Task directions
Collect all lines containing the word "industry" from the data.

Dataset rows
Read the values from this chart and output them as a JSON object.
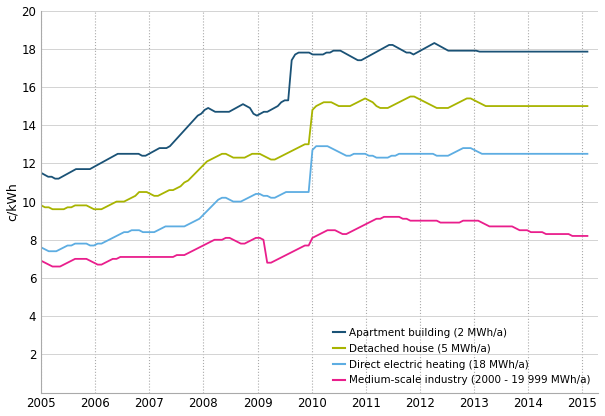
{
  "ylabel": "c/kWh",
  "ylim": [
    0,
    20
  ],
  "xlim": [
    2005.0,
    2015.3
  ],
  "yticks": [
    0,
    2,
    4,
    6,
    8,
    10,
    12,
    14,
    16,
    18,
    20
  ],
  "xticks": [
    2005,
    2006,
    2007,
    2008,
    2009,
    2010,
    2011,
    2012,
    2013,
    2014,
    2015
  ],
  "colors": {
    "apartment": "#1a5276",
    "detached": "#a8b400",
    "direct": "#5dade2",
    "industry": "#e91e8c"
  },
  "legend_labels": [
    "Apartment building (2 MWh/a)",
    "Detached house (5 MWh/a)",
    "Direct electric heating (18 MWh/a)",
    "Medium-scale industry (2000 - 19 999 MWh/a)"
  ],
  "background_color": "#ffffff",
  "grid_color": "#cccccc",
  "apartment": [
    11.5,
    11.4,
    11.3,
    11.3,
    11.2,
    11.2,
    11.3,
    11.4,
    11.5,
    11.6,
    11.7,
    11.7,
    11.7,
    11.7,
    11.7,
    11.8,
    11.9,
    12.0,
    12.1,
    12.2,
    12.3,
    12.4,
    12.5,
    12.5,
    12.5,
    12.5,
    12.5,
    12.5,
    12.5,
    12.4,
    12.4,
    12.5,
    12.6,
    12.7,
    12.8,
    12.8,
    12.8,
    12.9,
    13.1,
    13.3,
    13.5,
    13.7,
    13.9,
    14.1,
    14.3,
    14.5,
    14.6,
    14.8,
    14.9,
    14.8,
    14.7,
    14.7,
    14.7,
    14.7,
    14.7,
    14.8,
    14.9,
    15.0,
    15.1,
    15.0,
    14.9,
    14.6,
    14.5,
    14.6,
    14.7,
    14.7,
    14.8,
    14.9,
    15.0,
    15.2,
    15.3,
    15.3,
    17.4,
    17.7,
    17.8,
    17.8,
    17.8,
    17.8,
    17.7,
    17.7,
    17.7,
    17.7,
    17.8,
    17.8,
    17.9,
    17.9,
    17.9,
    17.8,
    17.7,
    17.6,
    17.5,
    17.4,
    17.4,
    17.5,
    17.6,
    17.7,
    17.8,
    17.9,
    18.0,
    18.1,
    18.2,
    18.2,
    18.1,
    18.0,
    17.9,
    17.8,
    17.8,
    17.7,
    17.8,
    17.9,
    18.0,
    18.1,
    18.2,
    18.3,
    18.2,
    18.1,
    18.0,
    17.9,
    17.9,
    17.9,
    17.9,
    17.9,
    17.9,
    17.9,
    17.9,
    17.9,
    17.85,
    17.85,
    17.85,
    17.85,
    17.85,
    17.85,
    17.85,
    17.85,
    17.85,
    17.85,
    17.85,
    17.85,
    17.85,
    17.85,
    17.85,
    17.85,
    17.85,
    17.85,
    17.85,
    17.85,
    17.85,
    17.85,
    17.85,
    17.85,
    17.85,
    17.85,
    17.85,
    17.85,
    17.85,
    17.85,
    17.85,
    17.85
  ],
  "detached": [
    9.8,
    9.7,
    9.7,
    9.6,
    9.6,
    9.6,
    9.6,
    9.7,
    9.7,
    9.8,
    9.8,
    9.8,
    9.8,
    9.7,
    9.6,
    9.6,
    9.6,
    9.7,
    9.8,
    9.9,
    10.0,
    10.0,
    10.0,
    10.1,
    10.2,
    10.3,
    10.5,
    10.5,
    10.5,
    10.4,
    10.3,
    10.3,
    10.4,
    10.5,
    10.6,
    10.6,
    10.7,
    10.8,
    11.0,
    11.1,
    11.3,
    11.5,
    11.7,
    11.9,
    12.1,
    12.2,
    12.3,
    12.4,
    12.5,
    12.5,
    12.4,
    12.3,
    12.3,
    12.3,
    12.3,
    12.4,
    12.5,
    12.5,
    12.5,
    12.4,
    12.3,
    12.2,
    12.2,
    12.3,
    12.4,
    12.5,
    12.6,
    12.7,
    12.8,
    12.9,
    13.0,
    13.0,
    14.8,
    15.0,
    15.1,
    15.2,
    15.2,
    15.2,
    15.1,
    15.0,
    15.0,
    15.0,
    15.0,
    15.1,
    15.2,
    15.3,
    15.4,
    15.3,
    15.2,
    15.0,
    14.9,
    14.9,
    14.9,
    15.0,
    15.1,
    15.2,
    15.3,
    15.4,
    15.5,
    15.5,
    15.4,
    15.3,
    15.2,
    15.1,
    15.0,
    14.9,
    14.9,
    14.9,
    14.9,
    15.0,
    15.1,
    15.2,
    15.3,
    15.4,
    15.4,
    15.3,
    15.2,
    15.1,
    15.0,
    15.0,
    15.0,
    15.0,
    15.0,
    15.0,
    15.0,
    15.0,
    15.0,
    15.0,
    15.0,
    15.0,
    15.0,
    15.0,
    15.0,
    15.0,
    15.0,
    15.0,
    15.0,
    15.0,
    15.0,
    15.0,
    15.0,
    15.0,
    15.0,
    15.0,
    15.0,
    15.0
  ],
  "direct": [
    7.6,
    7.5,
    7.4,
    7.4,
    7.4,
    7.5,
    7.6,
    7.7,
    7.7,
    7.8,
    7.8,
    7.8,
    7.8,
    7.7,
    7.7,
    7.8,
    7.8,
    7.9,
    8.0,
    8.1,
    8.2,
    8.3,
    8.4,
    8.4,
    8.5,
    8.5,
    8.5,
    8.4,
    8.4,
    8.4,
    8.4,
    8.5,
    8.6,
    8.7,
    8.7,
    8.7,
    8.7,
    8.7,
    8.7,
    8.8,
    8.9,
    9.0,
    9.1,
    9.3,
    9.5,
    9.7,
    9.9,
    10.1,
    10.2,
    10.2,
    10.1,
    10.0,
    10.0,
    10.0,
    10.1,
    10.2,
    10.3,
    10.4,
    10.4,
    10.3,
    10.3,
    10.2,
    10.2,
    10.3,
    10.4,
    10.5,
    10.5,
    10.5,
    10.5,
    10.5,
    10.5,
    10.5,
    12.7,
    12.9,
    12.9,
    12.9,
    12.9,
    12.8,
    12.7,
    12.6,
    12.5,
    12.4,
    12.4,
    12.5,
    12.5,
    12.5,
    12.5,
    12.4,
    12.4,
    12.3,
    12.3,
    12.3,
    12.3,
    12.4,
    12.4,
    12.5,
    12.5,
    12.5,
    12.5,
    12.5,
    12.5,
    12.5,
    12.5,
    12.5,
    12.5,
    12.4,
    12.4,
    12.4,
    12.4,
    12.5,
    12.6,
    12.7,
    12.8,
    12.8,
    12.8,
    12.7,
    12.6,
    12.5,
    12.5,
    12.5,
    12.5,
    12.5,
    12.5,
    12.5,
    12.5,
    12.5,
    12.5,
    12.5,
    12.5,
    12.5,
    12.5,
    12.5,
    12.5,
    12.5,
    12.5,
    12.5,
    12.5,
    12.5,
    12.5,
    12.5,
    12.5,
    12.5,
    12.5,
    12.5,
    12.5,
    12.5
  ],
  "industry": [
    6.9,
    6.8,
    6.7,
    6.6,
    6.6,
    6.6,
    6.7,
    6.8,
    6.9,
    7.0,
    7.0,
    7.0,
    7.0,
    6.9,
    6.8,
    6.7,
    6.7,
    6.8,
    6.9,
    7.0,
    7.0,
    7.1,
    7.1,
    7.1,
    7.1,
    7.1,
    7.1,
    7.1,
    7.1,
    7.1,
    7.1,
    7.1,
    7.1,
    7.1,
    7.1,
    7.1,
    7.2,
    7.2,
    7.2,
    7.3,
    7.4,
    7.5,
    7.6,
    7.7,
    7.8,
    7.9,
    8.0,
    8.0,
    8.0,
    8.1,
    8.1,
    8.0,
    7.9,
    7.8,
    7.8,
    7.9,
    8.0,
    8.1,
    8.1,
    8.0,
    6.8,
    6.8,
    6.9,
    7.0,
    7.1,
    7.2,
    7.3,
    7.4,
    7.5,
    7.6,
    7.7,
    7.7,
    8.1,
    8.2,
    8.3,
    8.4,
    8.5,
    8.5,
    8.5,
    8.4,
    8.3,
    8.3,
    8.4,
    8.5,
    8.6,
    8.7,
    8.8,
    8.9,
    9.0,
    9.1,
    9.1,
    9.2,
    9.2,
    9.2,
    9.2,
    9.2,
    9.1,
    9.1,
    9.0,
    9.0,
    9.0,
    9.0,
    9.0,
    9.0,
    9.0,
    9.0,
    8.9,
    8.9,
    8.9,
    8.9,
    8.9,
    8.9,
    9.0,
    9.0,
    9.0,
    9.0,
    9.0,
    8.9,
    8.8,
    8.7,
    8.7,
    8.7,
    8.7,
    8.7,
    8.7,
    8.7,
    8.6,
    8.5,
    8.5,
    8.5,
    8.4,
    8.4,
    8.4,
    8.4,
    8.3,
    8.3,
    8.3,
    8.3,
    8.3,
    8.3,
    8.3,
    8.2,
    8.2,
    8.2,
    8.2,
    8.2
  ]
}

Response to the task
    "industry": "#e91e8c"
    "Medium-scale industry (2000 - 19 999 MWh/a)"
  "industry": [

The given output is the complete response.